§ ENTRIES SUPPLIED:
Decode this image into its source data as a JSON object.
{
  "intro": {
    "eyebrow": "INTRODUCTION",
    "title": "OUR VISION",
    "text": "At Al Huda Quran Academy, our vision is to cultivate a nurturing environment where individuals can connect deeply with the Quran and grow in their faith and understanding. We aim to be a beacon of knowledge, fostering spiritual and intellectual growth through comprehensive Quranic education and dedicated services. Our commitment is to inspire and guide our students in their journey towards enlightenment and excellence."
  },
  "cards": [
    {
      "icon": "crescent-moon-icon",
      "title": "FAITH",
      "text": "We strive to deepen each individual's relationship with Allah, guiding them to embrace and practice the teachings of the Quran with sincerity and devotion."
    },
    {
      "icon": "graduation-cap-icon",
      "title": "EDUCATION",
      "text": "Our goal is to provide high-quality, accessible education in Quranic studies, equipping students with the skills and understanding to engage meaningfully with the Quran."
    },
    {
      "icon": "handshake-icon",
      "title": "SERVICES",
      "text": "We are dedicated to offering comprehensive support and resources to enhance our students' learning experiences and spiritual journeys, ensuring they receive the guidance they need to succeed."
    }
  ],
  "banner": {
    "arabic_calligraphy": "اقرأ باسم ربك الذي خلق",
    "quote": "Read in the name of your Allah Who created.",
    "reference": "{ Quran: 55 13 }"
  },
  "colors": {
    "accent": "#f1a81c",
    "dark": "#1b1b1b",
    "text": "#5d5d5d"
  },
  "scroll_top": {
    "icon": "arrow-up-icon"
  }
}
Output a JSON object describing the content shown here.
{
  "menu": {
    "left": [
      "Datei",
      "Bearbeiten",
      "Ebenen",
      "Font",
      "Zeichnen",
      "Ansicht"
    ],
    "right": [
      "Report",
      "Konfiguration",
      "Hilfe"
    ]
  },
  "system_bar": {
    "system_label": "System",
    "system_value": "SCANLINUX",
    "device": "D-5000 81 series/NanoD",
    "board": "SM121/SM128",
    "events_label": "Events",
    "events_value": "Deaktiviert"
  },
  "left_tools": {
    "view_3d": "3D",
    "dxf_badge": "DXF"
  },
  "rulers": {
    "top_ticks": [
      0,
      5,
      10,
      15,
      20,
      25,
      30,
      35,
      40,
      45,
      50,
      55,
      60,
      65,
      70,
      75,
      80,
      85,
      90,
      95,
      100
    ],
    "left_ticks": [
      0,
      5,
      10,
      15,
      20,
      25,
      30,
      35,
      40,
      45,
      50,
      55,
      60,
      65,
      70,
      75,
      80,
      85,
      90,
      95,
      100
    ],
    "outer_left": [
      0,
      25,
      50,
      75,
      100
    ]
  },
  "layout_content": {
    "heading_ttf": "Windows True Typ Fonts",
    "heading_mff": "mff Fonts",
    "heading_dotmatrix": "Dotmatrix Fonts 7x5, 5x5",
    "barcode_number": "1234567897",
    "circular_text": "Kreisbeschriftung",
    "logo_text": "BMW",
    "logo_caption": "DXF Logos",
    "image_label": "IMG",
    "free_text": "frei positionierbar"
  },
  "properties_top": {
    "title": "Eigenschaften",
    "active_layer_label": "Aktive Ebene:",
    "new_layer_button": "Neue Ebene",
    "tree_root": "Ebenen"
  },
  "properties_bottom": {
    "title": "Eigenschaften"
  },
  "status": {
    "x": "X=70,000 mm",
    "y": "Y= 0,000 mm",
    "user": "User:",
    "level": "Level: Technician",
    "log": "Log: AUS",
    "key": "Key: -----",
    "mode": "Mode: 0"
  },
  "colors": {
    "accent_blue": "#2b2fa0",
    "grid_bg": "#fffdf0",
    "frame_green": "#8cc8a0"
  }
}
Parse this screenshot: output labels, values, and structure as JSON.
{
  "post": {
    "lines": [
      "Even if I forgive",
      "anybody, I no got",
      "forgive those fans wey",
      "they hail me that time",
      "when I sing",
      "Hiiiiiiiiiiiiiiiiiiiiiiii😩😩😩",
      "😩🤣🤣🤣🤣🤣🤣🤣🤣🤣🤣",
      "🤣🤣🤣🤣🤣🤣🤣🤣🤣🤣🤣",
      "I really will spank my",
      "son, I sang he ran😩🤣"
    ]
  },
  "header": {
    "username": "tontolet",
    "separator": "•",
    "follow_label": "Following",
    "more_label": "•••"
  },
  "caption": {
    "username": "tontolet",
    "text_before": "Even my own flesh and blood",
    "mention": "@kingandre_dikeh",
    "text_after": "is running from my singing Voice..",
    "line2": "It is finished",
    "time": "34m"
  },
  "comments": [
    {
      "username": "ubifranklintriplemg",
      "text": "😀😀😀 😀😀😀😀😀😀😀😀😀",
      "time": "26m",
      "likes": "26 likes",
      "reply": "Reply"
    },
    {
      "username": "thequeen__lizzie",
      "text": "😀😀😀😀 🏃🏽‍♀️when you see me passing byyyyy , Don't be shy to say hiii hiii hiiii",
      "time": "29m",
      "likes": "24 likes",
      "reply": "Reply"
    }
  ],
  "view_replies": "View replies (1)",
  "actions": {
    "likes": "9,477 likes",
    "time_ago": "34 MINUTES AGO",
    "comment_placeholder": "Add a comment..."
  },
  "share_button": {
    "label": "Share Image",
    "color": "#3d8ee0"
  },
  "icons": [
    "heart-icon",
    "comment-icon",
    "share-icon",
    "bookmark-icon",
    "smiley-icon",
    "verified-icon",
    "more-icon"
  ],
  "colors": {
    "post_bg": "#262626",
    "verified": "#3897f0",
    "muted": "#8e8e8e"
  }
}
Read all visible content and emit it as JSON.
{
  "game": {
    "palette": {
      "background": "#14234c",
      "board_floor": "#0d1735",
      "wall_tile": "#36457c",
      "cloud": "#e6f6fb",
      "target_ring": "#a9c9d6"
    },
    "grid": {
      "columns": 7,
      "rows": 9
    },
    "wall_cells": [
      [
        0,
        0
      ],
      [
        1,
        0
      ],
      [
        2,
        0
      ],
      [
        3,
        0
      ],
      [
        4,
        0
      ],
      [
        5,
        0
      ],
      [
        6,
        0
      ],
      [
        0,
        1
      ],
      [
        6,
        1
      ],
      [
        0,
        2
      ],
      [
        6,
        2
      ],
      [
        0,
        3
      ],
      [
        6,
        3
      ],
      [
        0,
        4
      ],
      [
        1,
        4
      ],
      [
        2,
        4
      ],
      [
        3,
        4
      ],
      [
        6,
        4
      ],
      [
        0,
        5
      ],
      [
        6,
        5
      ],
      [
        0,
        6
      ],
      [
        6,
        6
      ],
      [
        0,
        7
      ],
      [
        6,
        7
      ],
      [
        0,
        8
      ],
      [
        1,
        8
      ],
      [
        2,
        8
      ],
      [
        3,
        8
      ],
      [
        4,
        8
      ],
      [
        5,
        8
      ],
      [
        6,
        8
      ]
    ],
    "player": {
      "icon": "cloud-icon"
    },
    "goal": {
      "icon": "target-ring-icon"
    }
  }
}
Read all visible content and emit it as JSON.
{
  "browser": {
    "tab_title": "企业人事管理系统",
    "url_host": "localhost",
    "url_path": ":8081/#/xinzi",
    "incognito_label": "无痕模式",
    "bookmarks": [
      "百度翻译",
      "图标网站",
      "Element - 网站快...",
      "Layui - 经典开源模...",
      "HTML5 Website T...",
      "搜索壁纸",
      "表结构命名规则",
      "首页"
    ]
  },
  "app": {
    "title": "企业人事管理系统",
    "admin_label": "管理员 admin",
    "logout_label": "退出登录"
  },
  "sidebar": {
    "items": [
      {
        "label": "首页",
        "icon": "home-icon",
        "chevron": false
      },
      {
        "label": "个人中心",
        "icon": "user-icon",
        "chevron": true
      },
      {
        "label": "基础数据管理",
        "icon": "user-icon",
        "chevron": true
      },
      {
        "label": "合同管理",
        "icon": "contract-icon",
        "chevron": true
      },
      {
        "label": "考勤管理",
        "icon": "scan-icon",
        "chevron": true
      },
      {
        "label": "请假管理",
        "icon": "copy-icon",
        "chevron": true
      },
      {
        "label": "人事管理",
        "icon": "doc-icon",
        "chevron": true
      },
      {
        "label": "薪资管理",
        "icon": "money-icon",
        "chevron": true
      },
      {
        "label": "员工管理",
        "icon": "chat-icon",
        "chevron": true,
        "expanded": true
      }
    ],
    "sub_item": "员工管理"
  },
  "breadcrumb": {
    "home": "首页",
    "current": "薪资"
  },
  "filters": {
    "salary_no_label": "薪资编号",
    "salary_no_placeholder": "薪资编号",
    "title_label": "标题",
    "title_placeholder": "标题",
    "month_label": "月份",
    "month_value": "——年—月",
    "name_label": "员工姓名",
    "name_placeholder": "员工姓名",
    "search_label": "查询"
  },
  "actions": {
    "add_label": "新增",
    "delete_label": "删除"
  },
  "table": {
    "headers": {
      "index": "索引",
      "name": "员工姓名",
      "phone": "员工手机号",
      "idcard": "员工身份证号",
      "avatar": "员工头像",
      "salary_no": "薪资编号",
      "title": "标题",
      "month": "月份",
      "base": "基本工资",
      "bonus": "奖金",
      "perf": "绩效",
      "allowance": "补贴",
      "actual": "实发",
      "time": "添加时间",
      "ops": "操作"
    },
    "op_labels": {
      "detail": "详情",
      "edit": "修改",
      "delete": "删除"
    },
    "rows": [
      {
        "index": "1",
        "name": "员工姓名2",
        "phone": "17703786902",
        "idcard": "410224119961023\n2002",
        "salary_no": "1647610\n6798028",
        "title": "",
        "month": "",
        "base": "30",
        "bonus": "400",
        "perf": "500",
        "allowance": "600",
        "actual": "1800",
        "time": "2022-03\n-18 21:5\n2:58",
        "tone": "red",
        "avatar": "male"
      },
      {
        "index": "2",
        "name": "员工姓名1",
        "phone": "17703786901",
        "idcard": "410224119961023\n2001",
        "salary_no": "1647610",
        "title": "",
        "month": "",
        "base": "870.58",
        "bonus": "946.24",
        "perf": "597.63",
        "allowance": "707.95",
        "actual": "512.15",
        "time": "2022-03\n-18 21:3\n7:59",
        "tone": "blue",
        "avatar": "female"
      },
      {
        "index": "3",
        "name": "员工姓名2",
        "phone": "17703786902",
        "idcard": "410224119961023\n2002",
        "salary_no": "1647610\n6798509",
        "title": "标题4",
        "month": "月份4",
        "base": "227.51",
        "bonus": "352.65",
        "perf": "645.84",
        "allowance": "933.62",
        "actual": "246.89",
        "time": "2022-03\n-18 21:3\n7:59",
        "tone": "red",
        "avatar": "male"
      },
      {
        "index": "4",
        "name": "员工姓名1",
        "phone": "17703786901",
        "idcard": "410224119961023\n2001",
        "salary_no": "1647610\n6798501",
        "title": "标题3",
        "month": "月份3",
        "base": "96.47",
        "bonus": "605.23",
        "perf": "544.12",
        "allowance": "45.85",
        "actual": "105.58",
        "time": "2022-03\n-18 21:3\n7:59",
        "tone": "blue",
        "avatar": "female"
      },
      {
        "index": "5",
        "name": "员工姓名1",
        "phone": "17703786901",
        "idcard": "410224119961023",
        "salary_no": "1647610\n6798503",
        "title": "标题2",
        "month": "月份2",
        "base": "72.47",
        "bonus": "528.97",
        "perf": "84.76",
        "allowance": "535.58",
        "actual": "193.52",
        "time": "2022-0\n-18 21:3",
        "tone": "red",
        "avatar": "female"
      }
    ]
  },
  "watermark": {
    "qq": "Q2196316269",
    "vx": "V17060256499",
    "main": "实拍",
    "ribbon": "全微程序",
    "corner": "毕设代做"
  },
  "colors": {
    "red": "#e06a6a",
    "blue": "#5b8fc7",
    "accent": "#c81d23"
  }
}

§ WHAT IS REQUIRED: Determine the number of lines in the listing that contain the string "dedicated". Write that number and nothing else.

§ ANSWER: 2